-- start Information shown --

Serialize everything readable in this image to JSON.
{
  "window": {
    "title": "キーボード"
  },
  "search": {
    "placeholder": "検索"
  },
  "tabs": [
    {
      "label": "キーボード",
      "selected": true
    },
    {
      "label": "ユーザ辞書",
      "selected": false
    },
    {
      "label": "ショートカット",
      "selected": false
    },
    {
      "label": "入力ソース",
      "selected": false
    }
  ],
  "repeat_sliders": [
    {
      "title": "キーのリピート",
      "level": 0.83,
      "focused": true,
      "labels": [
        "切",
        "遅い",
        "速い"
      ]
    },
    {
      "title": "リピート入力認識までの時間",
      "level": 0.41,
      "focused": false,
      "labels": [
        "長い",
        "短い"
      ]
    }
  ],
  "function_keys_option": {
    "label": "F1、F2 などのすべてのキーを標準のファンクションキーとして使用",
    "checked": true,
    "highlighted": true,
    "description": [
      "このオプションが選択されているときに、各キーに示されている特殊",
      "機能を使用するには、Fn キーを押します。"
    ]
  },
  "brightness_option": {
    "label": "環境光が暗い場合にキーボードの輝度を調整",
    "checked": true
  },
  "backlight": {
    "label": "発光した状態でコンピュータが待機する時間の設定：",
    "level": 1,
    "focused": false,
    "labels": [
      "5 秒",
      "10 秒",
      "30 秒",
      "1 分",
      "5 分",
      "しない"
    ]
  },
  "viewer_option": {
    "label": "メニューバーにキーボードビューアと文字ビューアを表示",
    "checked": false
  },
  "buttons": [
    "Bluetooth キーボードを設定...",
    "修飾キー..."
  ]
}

-- end Information shown --

● What you should do
The lines above form a set of records; determine how many of them contain the string "focused" and give that number alone.

● Complete response
3